- _PAGE EXTRACT_:
Re: # [DISCUSS] : things we need to solve/decide : storage of edit conflicts

2019-02-07 Thread Adam Kocoloski
I am OK not doing term sharing. I would like to keep these two performance 
efficiencies discussed earlier:

1) A client can retrieve the “winning” revision of the document (and only that 
revision) in a single roundtrip knowing only the document ID
2) A client can update an edit branch of a document without retrieving the body 
of the current revision

These are two very common access patterns and we should optimize for them. I 
don’t think we quite have that sorted out yet.

Adam

> On Feb 7, 2019, at 3:36 PM, Ilya Khlopotov  wrote:
> 
> We cannot do simple thing if we want to support sharing of JSON terms. I 
> think if we want the simplest path we should move sharing out of the scope. 
> The problem with sharing is we need to know the location of shared terms when 
> we do write. This means that we have to read full document on every write. 
> There might be tricks to replace full document read with some sort of 
> hierarchical signature or sketch of a document. However these tricks do not 
> fall into simplest solution category. We need to choose the design goals:
> - simple
> - performance
> - reduced storage overhead
> 
> best regards,
> iilyak
> 
> On 2019/02/07 12:45:34, Garren Smith  wrote: 
>> I’m also in favor of keeping it really simple and then testing and
>> measuring it.
>> 
>> What is the best way to measure that we have something that works? I’m not
>> sure just relying on our current tests will prove that? Should we define
>> and build some more complex situations e.g docs with lots of conflicts or
>> docs with wide revisions and make sure we can solve for those?
>> 
>> On Thu, Feb 7, 2019 at 12:33 PM Jan Lehnardt  wrote:
>> 
>>> I’m also very much in favour with starting with the simplest thing that
>>> can possibly work and doesn’t go against the advertised best practices of
>>> FoundationDB. Let’s get that going and get a feel for how it all works
>>> together, before trying to optimise things we can’t measure yet.
>>> 
>>> Best
>>> Jan
>>> —
>>> 
 On 6. Feb 2019, at 16:58, Robert Samuel Newson 
>>> wrote:
 
 Hi,
 
 With the Redwood storage engine under development and with prefix
>>> elision part of its design, I don’t think we should get too hung up on
>>> adding complications and indirections in the key space just yet. We haven’t
>>> written a line of code or run any tests, this is premature optimisation.

- _GIVEN INSTRUCTION 1_:
Transcribe the portion of the edit-conflicts thread starting at "2019-02-07 Thread Adam" and ending at "sorted out yet.".
- _GIVEN INSTRUCTION 2_:
Please go on with the edit-conflicts thread from the point where it stops.
The data after this point comes from a separate source, unrelated to the edit-conflicts thread.

- _SUPPLIED DATA_:
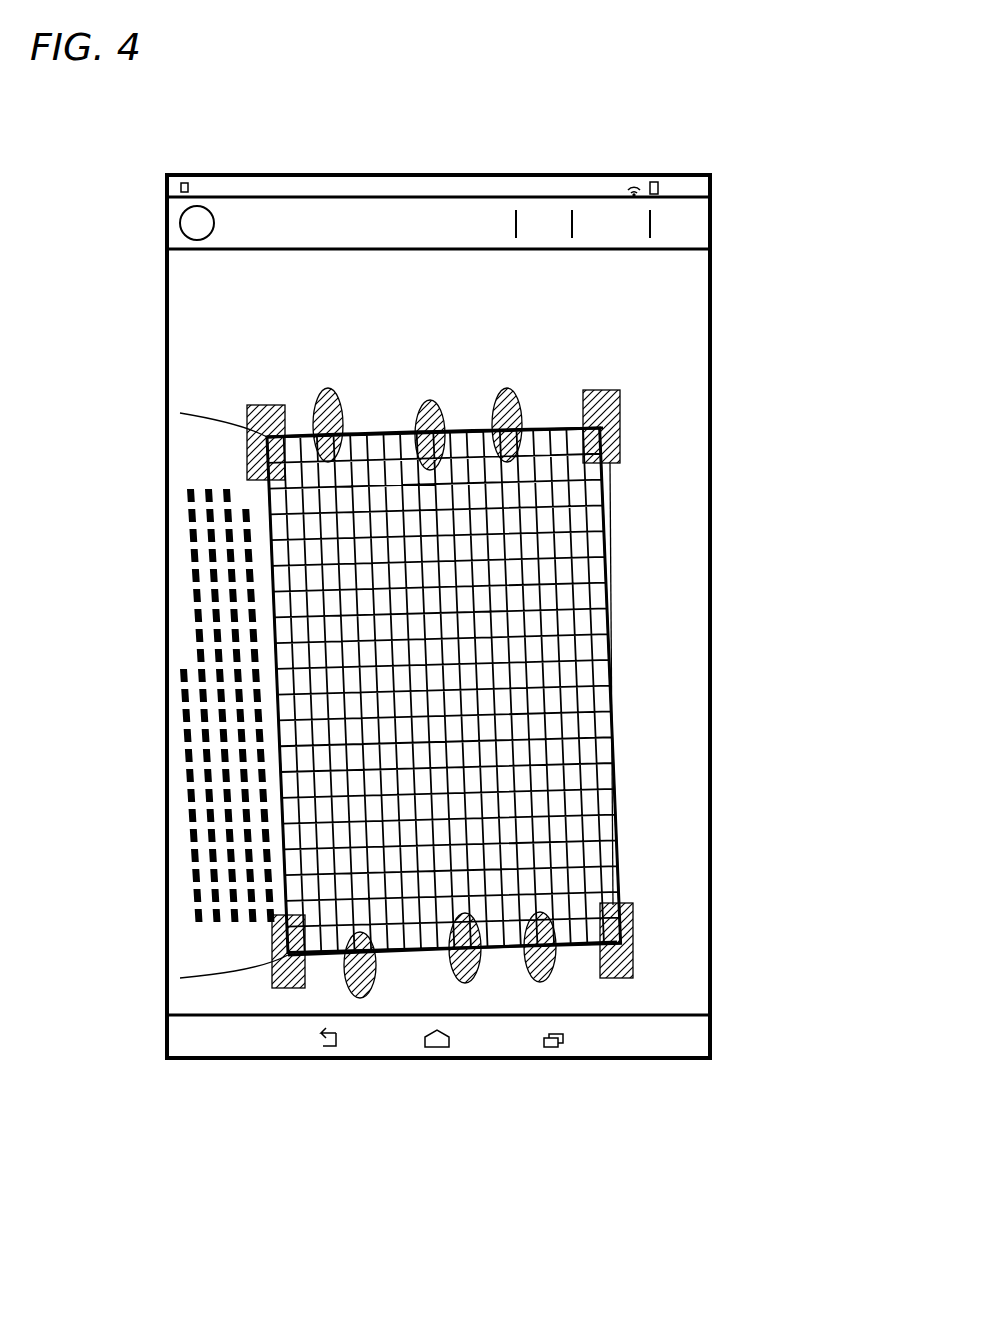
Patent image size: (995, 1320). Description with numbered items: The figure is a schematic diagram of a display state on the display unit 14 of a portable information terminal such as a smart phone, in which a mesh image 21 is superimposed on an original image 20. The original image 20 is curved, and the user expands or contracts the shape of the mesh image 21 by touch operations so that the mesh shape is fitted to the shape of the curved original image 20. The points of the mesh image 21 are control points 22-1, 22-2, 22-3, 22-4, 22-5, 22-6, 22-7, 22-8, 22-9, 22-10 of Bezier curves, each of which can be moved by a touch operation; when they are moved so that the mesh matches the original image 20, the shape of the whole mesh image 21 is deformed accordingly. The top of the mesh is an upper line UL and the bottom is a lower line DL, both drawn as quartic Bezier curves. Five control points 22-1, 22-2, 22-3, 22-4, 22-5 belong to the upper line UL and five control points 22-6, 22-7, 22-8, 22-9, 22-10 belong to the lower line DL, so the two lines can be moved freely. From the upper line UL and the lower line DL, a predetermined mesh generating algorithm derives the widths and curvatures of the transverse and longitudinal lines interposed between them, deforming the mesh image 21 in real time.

- _REPLY 1_:
2019-02-07 Thread Adam Kocoloski
I am OK not doing term sharing. I would like to keep these two performance 
efficiencies discussed earlier:

1) A client can retrieve the “winning” revision of the document (and only that 
revision) in a single roundtrip knowing only the document ID
2) A client can update an edit branch of a document without retrieving the body 
of the current revision

These are two very common access patterns and we should optimize for them. I 
don’t think we quite have that sorted out yet.

- _REPLY 2_:
 
 I’d like to focus on the simplest solution that yields all required
>>> properties. We can embellish later (if warranted).
 
 I am intrigued by all the ideas that might allow us cheaper inserts and
>>> updates than the current code where there are multiple edit branches in the
>>> stored document.
 
 B.
 
> On 6 Feb 2019, at 02:18, Ilya Khlopotov  wrote:
> 
> While reading Adam's proposal I came to realize that: we don't have to
>>> calculate winning revision at read time.
> Since FDB's transactions are atomic we can calculate it when we write.
>>> This means we can just write latest values into separate range. This makes
>>> lookup of latest version fast.
> Another realization is if we want to share values for some json paths
>>> we would have to introduce a level of indirection.
> Bellow is the data model inspired by Adam's idea to share json_paths.
>>> In this model the json_path is stored in the revision where it was first
>>> added (we call that revision an owner of a json_path). The values for
>>> json_path key can be scalar values, parts of scalar values or pointers to
>>> owner location.
> The below snippets are sketches of transactions.
> The transactions will include updates to other keys as needed
>>> (`external_size`, `by_seq` and so on).  The revision tree management is not
>>> covered yet.
> The `rev -> vsn` indirection is not strictly required. It is added
>>> because it saves some space since `rev` is a long string and `vsn` is FDB
>>> versionstamp of fixed size.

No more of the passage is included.